### Required task A
In the listing below, replace "wave-height-point" with "height-marker" in the part that opens with its first line and closes with the line containing "color-tick-label: 21 — [550, 24, 561, 34]". Repeat those lines with nothing else altered.

### Document segment
# # #

# How do you put the thermometer in the smoker?



## poindexter (Jun 26, 2013)

I have a UDS with a webber lid and I have gone through about five thermometer probes. The silicone always gets clipped by the lid if I put it between the smoker and the lid. Or I've put it through the vent in the webber lid and even then it seems to get too hot maybe? I keep around 250 F so idk why it happens. Also I have three Taylor 1470N controllers with no probes but when I put my probe that is working on another controller in it it reads 65 even though it's in 127 degree water... Are the controllers broken or can I salvage them? I've tried resetting them and using other probes. Nothing works, wist toss them and get new controller is my next step. Thanks y'all.


----------



## fwismoker (Jun 26, 2013)

I've had other brands but from now on it's Mavericks...ET-732

http://www.smokingmeatforums.com/t/140549/maverick-owners-probe-eyelet-solution-sealed


----------



## kathrynn (Jun 26, 2013)

I use the same one....Maverick.  Use the inside probe attached to the racks inside....and the door closes on it...no problems with mine.

Kat


----------



## s2k9k (Jun 26, 2013)

I just drilled 2 small holes just big enough for the probes to fit through and slide them in, been doing this for almost 2 years and never lost a probe!


----------



## dr k (Jun 27, 2013)

S2K9K said:


> I just drilled 2 small holes just big enough for the probes to fit through and slide them in, been doing this for almost 2 years and never lost a probe!


----------



## themule69 (Jun 27, 2013)

i Have pipe couplings welded to the UDS with a small hole drilled through the UDS. Then I use pipe plugs when I want to close off that hole. Take a look at my UDS build if you need to see more of how i did it.

Happy smoken.

David


----------

# # #

### Rows

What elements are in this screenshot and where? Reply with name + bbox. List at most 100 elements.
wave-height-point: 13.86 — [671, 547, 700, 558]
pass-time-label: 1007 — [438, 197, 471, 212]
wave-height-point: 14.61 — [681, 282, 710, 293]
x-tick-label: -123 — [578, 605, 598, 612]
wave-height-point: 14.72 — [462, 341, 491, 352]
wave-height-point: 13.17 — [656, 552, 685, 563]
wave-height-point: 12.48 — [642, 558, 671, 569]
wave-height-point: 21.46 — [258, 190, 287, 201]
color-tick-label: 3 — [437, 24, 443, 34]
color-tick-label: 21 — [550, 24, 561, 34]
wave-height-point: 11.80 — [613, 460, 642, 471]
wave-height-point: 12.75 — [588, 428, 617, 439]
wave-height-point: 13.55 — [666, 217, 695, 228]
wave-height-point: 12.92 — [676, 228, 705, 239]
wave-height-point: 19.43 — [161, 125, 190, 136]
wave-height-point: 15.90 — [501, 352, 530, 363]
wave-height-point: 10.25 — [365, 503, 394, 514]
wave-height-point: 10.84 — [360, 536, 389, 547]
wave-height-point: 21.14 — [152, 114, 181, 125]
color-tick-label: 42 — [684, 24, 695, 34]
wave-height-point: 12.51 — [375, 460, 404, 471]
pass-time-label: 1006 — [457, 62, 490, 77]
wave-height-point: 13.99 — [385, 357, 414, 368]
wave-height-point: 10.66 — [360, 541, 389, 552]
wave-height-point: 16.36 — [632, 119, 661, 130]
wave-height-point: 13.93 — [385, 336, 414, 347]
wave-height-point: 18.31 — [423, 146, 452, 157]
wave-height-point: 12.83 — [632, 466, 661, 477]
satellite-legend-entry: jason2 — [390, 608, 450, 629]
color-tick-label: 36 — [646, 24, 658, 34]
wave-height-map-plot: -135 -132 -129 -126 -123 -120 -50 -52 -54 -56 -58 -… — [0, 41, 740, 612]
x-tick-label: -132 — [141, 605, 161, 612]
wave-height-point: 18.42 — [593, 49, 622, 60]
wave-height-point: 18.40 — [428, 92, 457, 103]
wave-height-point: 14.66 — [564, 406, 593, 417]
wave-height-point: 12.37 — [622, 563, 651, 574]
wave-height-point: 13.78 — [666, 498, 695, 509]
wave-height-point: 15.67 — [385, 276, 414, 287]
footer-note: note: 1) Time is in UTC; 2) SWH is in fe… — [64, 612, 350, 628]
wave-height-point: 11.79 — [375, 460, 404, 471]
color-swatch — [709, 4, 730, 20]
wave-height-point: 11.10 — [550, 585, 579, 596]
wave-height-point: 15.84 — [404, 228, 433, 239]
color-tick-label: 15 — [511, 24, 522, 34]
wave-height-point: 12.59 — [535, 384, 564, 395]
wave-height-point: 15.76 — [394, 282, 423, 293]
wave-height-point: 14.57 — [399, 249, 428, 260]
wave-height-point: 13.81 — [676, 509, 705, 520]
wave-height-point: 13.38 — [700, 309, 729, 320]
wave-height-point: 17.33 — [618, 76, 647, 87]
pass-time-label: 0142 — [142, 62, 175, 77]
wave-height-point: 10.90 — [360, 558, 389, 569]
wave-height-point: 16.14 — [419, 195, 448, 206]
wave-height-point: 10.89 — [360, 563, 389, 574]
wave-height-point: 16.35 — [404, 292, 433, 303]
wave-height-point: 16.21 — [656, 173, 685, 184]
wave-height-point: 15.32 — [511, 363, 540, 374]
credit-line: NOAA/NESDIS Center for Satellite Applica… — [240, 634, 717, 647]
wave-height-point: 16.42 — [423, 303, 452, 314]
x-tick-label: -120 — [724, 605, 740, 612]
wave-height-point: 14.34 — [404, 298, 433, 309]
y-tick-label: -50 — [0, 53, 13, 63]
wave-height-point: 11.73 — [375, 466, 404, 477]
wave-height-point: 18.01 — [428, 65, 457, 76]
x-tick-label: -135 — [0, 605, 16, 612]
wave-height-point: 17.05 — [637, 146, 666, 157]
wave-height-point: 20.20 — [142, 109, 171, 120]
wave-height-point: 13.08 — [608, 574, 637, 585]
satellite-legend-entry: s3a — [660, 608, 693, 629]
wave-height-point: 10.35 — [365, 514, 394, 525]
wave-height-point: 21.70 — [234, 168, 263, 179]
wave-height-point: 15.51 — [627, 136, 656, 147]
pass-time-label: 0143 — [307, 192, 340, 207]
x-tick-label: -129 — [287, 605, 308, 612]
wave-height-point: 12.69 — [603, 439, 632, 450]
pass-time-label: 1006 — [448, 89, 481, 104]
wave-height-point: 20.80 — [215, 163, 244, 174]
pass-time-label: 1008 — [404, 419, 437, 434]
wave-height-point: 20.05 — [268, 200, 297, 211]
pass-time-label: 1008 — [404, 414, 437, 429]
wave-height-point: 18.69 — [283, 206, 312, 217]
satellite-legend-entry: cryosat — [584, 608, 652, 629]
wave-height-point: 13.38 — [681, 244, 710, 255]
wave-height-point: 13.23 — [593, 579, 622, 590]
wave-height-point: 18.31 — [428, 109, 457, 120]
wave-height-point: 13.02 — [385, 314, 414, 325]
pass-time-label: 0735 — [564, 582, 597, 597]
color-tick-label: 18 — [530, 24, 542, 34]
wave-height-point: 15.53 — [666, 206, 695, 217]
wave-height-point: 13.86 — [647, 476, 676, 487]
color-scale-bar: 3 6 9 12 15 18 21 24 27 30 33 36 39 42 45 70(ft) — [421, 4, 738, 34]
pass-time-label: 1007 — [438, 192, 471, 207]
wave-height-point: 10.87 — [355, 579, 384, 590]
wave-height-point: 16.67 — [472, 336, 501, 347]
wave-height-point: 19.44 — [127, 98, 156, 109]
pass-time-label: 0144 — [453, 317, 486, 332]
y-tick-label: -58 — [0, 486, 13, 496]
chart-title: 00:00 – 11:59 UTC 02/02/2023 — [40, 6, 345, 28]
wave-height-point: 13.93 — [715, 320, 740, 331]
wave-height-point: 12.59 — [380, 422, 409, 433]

# # #

### Required task B
In the smoker thermometer thread, why is poindexter ready to throw out the three Taylor 1470N controllers and buy a new one?

### Full response A
What elements are in this screenshot and where? Reply with name + bbox. List at most 100 elements.
height-marker: 13.86 — [671, 547, 700, 558]
pass-time-label: 1007 — [438, 197, 471, 212]
height-marker: 14.61 — [681, 282, 710, 293]
x-tick-label: -123 — [578, 605, 598, 612]
height-marker: 14.72 — [462, 341, 491, 352]
height-marker: 13.17 — [656, 552, 685, 563]
height-marker: 12.48 — [642, 558, 671, 569]
height-marker: 21.46 — [258, 190, 287, 201]
color-tick-label: 3 — [437, 24, 443, 34]
color-tick-label: 21 — [550, 24, 561, 34]

### Full response B
A probe that works on another controller reads 65 on them even when it sits in 127-degree water. Resetting the controllers and trying other probes hasn't fixed it.